[Stored records]
★ ★ ★
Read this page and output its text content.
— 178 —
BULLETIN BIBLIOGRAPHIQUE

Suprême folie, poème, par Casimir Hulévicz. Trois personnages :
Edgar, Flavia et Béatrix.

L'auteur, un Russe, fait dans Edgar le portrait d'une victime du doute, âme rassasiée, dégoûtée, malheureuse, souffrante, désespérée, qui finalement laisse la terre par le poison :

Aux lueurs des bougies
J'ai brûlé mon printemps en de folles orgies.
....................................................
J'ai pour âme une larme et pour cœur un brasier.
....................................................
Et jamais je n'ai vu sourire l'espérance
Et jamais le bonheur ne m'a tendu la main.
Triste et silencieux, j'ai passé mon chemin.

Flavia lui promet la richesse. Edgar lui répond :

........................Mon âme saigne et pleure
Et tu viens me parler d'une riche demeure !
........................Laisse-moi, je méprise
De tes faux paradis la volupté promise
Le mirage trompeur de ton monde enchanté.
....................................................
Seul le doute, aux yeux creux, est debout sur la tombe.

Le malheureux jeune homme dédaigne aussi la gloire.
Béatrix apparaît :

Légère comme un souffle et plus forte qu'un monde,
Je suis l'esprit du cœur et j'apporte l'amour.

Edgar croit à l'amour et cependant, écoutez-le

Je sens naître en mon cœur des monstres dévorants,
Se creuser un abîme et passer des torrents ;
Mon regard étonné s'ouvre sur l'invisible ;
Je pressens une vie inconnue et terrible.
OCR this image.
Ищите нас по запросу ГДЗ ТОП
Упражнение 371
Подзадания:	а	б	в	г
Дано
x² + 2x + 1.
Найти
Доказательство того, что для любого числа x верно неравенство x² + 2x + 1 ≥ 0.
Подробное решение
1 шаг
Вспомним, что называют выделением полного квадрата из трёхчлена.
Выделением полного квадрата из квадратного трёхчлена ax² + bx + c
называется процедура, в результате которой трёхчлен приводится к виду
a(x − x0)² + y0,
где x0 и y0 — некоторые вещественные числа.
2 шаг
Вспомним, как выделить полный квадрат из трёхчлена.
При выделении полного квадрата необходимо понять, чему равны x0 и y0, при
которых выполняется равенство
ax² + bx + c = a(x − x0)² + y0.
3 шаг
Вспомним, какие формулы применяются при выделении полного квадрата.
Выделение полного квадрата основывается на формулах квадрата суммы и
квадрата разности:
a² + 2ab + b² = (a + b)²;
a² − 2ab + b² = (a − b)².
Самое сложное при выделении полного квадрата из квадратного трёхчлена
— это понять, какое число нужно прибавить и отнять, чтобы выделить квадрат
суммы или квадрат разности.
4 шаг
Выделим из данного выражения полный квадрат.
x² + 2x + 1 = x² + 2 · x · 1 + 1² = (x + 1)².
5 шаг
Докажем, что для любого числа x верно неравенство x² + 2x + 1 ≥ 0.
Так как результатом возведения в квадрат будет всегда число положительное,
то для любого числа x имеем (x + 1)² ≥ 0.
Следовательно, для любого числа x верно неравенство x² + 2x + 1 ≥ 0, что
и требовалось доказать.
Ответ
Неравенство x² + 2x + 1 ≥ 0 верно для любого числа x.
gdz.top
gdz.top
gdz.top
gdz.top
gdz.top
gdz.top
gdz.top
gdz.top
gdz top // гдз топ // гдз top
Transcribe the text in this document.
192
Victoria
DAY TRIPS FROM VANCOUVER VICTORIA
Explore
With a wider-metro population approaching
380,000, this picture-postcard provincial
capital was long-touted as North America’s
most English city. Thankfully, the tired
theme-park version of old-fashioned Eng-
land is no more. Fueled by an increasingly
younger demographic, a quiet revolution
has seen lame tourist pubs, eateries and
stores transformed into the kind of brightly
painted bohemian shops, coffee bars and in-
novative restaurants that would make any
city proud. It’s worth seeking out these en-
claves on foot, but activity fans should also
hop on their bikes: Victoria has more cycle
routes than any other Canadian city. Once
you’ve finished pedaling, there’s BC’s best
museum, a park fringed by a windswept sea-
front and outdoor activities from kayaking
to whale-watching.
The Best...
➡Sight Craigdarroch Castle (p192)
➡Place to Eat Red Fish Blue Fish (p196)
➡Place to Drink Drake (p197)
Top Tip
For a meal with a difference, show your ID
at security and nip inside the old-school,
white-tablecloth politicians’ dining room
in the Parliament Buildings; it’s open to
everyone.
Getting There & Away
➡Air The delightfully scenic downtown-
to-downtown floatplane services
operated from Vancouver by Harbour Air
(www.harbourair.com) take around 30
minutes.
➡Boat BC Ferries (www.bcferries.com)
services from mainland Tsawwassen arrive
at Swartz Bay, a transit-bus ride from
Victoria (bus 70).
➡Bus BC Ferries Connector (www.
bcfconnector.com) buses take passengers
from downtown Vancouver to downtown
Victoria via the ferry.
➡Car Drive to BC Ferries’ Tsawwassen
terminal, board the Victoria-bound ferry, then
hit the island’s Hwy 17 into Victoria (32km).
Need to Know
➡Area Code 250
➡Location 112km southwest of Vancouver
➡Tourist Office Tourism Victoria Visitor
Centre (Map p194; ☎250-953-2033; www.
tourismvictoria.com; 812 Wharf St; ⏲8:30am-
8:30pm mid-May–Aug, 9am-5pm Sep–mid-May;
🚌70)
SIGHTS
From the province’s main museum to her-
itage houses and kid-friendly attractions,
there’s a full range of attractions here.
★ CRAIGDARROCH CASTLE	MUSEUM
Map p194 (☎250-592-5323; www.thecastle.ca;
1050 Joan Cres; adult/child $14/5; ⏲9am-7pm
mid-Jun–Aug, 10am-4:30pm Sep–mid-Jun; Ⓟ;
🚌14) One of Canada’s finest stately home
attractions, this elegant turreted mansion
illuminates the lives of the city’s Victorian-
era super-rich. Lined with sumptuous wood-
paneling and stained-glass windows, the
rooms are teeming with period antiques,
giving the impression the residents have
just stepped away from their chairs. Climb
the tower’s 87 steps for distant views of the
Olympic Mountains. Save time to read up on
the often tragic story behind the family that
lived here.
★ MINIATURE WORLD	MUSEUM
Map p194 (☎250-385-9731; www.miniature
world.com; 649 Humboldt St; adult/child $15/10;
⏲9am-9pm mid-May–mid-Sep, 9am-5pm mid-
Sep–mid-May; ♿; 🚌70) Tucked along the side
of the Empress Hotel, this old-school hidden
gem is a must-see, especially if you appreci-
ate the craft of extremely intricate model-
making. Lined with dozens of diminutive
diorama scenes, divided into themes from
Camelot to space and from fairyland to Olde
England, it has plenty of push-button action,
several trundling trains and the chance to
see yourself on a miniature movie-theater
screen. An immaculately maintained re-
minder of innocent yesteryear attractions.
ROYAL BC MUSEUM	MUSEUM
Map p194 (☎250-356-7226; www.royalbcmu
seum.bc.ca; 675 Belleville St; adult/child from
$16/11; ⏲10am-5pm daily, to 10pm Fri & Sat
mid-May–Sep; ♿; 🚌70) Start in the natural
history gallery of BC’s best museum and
★ ★ ★
- **Exercise description**
Print again each line of the listing above, exactly as it appears.

- **The solution**
Read this page and output its text content.
— 178 —
BULLETIN BIBLIOGRAPHIQUE

Suprême folie, poème, par Casimir Hulévicz. Trois personnages :
Edgar, Flavia et Béatrix.

L'auteur, un Russe, fait dans Edgar le portrait d'une victime du doute, âme rassasiée, dégoûtée, malheureuse, souffrante, désespérée, qui finalement laisse la terre par le poison :

Aux lueurs des bougies
J'ai brûlé mon printemps en de folles orgies.
....................................................
J'ai pour âme une larme et pour cœur un brasier.
....................................................
Et jamais je n'ai vu sourire l'espérance
Et jamais le bonheur ne m'a tendu la main.
Triste et silencieux, j'ai passé mon chemin.

Flavia lui promet la richesse. Edgar lui répond :

........................Mon âme saigne et pleure
Et tu viens me parler d'une riche demeure !
........................Laisse-moi, je méprise
De tes faux paradis la volupté promise
Le mirage trompeur de ton monde enchanté.
....................................................
Seul le doute, aux yeux creux, est debout sur la tombe.

Le malheureux jeune homme dédaigne aussi la gloire.
Béatrix apparaît :

Légère comme un souffle et plus forte qu'un monde,
Je suis l'esprit du cœur et j'apporte l'amour.

Edgar croit à l'amour et cependant, écoutez-le

Je sens naître en mon cœur des monstres dévorants,
Se creuser un abîme et passer des torrents ;
Mon regard étonné s'ouvre sur l'invisible ;
Je pressens une vie inconnue et terrible.
OCR this image.
Ищите нас по запросу ГДЗ ТОП
Упражнение 371
Подзадания:	а	б	в	г
Дано
x² + 2x + 1.
Найти
Доказательство того, что для любого числа x верно неравенство x² + 2x + 1 ≥ 0.
Подробное решение
1 шаг
Вспомним, что называют выделением полного квадрата из трёхчлена.
Выделением полного квадрата из квадратного трёхчлена ax² + bx + c
называется процедура, в результате которой трёхчлен приводится к виду
a(x − x0)² + y0,
где x0 и y0 — некоторые вещественные числа.
2 шаг
Вспомним, как выделить полный квадрат из трёхчлена.
При выделении полного квадрата необходимо понять, чему равны x0 и y0, при
которых выполняется равенство
ax² + bx + c = a(x − x0)² + y0.
3 шаг
Вспомним, какие формулы применяются при выделении полного квадрата.
Выделение полного квадрата основывается на формулах квадрата суммы и
квадрата разности:
a² + 2ab + b² = (a + b)²;
a² − 2ab + b² = (a − b)².
Самое сложное при выделении полного квадрата из квадратного трёхчлена
— это понять, какое число нужно прибавить и отнять, чтобы выделить квадрат
суммы или квадрат разности.
4 шаг
Выделим из данного выражения полный квадрат.
x² + 2x + 1 = x² + 2 · x · 1 + 1² = (x + 1)².
5 шаг
Докажем, что для любого числа x верно неравенство x² + 2x + 1 ≥ 0.
Так как результатом возведения в квадрат будет всегда число положительное,
то для любого числа x имеем (x + 1)² ≥ 0.
Следовательно, для любого числа x верно неравенство x² + 2x + 1 ≥ 0, что
и требовалось доказать.
Ответ
Неравенство x² + 2x + 1 ≥ 0 верно для любого числа x.
gdz.top
gdz.top
gdz.top
gdz.top
gdz.top
gdz.top
gdz.top
gdz.top
gdz top // гдз топ // гдз top
Transcribe the text in this document.
192
Victoria
DAY TRIPS FROM VANCOUVER VICTORIA
Explore
With a wider-metro population approaching
380,000, this picture-postcard provincial
capital was long-touted as North America’s
most English city. Thankfully, the tired
theme-park version of old-fashioned Eng-
land is no more. Fueled by an increasingly
younger demographic, a quiet revolution
has seen lame tourist pubs, eateries and
stores transformed into the kind of brightly
painted bohemian shops, coffee bars and in-
novative restaurants that would make any
city proud. It’s worth seeking out these en-
claves on foot, but activity fans should also
hop on their bikes: Victoria has more cycle
routes than any other Canadian city. Once
you’ve finished pedaling, there’s BC’s best
museum, a park fringed by a windswept sea-
front and outdoor activities from kayaking
to whale-watching.
The Best...
➡Sight Craigdarroch Castle (p192)
➡Place to Eat Red Fish Blue Fish (p196)
➡Place to Drink Drake (p197)
Top Tip
For a meal with a difference, show your ID
at security and nip inside the old-school,
white-tablecloth politicians’ dining room
in the Parliament Buildings; it’s open to
everyone.
Getting There & Away
➡Air The delightfully scenic downtown-
to-downtown floatplane services
operated from Vancouver by Harbour Air
(www.harbourair.com) take around 30
minutes.
➡Boat BC Ferries (www.bcferries.com)
services from mainland Tsawwassen arrive
at Swartz Bay, a transit-bus ride from
Victoria (bus 70).
➡Bus BC Ferries Connector (www.
bcfconnector.com) buses take passengers
from downtown Vancouver to downtown
Victoria via the ferry.
➡Car Drive to BC Ferries’ Tsawwassen
terminal, board the Victoria-bound ferry, then
hit the island’s Hwy 17 into Victoria (32km).
Need to Know
➡Area Code 250
➡Location 112km southwest of Vancouver
➡Tourist Office Tourism Victoria Visitor
Centre (Map p194; ☎250-953-2033; www.
tourismvictoria.com; 812 Wharf St; ⏲8:30am-
8:30pm mid-May–Aug, 9am-5pm Sep–mid-May;
🚌70)
SIGHTS
From the province’s main museum to her-
itage houses and kid-friendly attractions,
there’s a full range of attractions here.
★ CRAIGDARROCH CASTLE	MUSEUM
Map p194 (☎250-592-5323; www.thecastle.ca;
1050 Joan Cres; adult/child $14/5; ⏲9am-7pm
mid-Jun–Aug, 10am-4:30pm Sep–mid-Jun; Ⓟ;
🚌14) One of Canada’s finest stately home
attractions, this elegant turreted mansion
illuminates the lives of the city’s Victorian-
era super-rich. Lined with sumptuous wood-
paneling and stained-glass windows, the
rooms are teeming with period antiques,
giving the impression the residents have
just stepped away from their chairs. Climb
the tower’s 87 steps for distant views of the
Olympic Mountains. Save time to read up on
the often tragic story behind the family that
lived here.
★ MINIATURE WORLD	MUSEUM
Map p194 (☎250-385-9731; www.miniature
world.com; 649 Humboldt St; adult/child $15/10;
⏲9am-9pm mid-May–mid-Sep, 9am-5pm mid-
Sep–mid-May; ♿; 🚌70) Tucked along the side
of the Empress Hotel, this old-school hidden
gem is a must-see, especially if you appreci-
ate the craft of extremely intricate model-
making. Lined with dozens of diminutive
diorama scenes, divided into themes from
Camelot to space and from fairyland to Olde
England, it has plenty of push-button action,
several trundling trains and the chance to
see yourself on a miniature movie-theater
screen. An immaculately maintained re-
minder of innocent yesteryear attractions.
ROYAL BC MUSEUM	MUSEUM
Map p194 (☎250-356-7226; www.royalbcmu
seum.bc.ca; 675 Belleville St; adult/child from
$16/11; ⏲10am-5pm daily, to 10pm Fri & Sat
mid-May–Sep; ♿; 🚌70) Start in the natural
history gallery of BC’s best museum and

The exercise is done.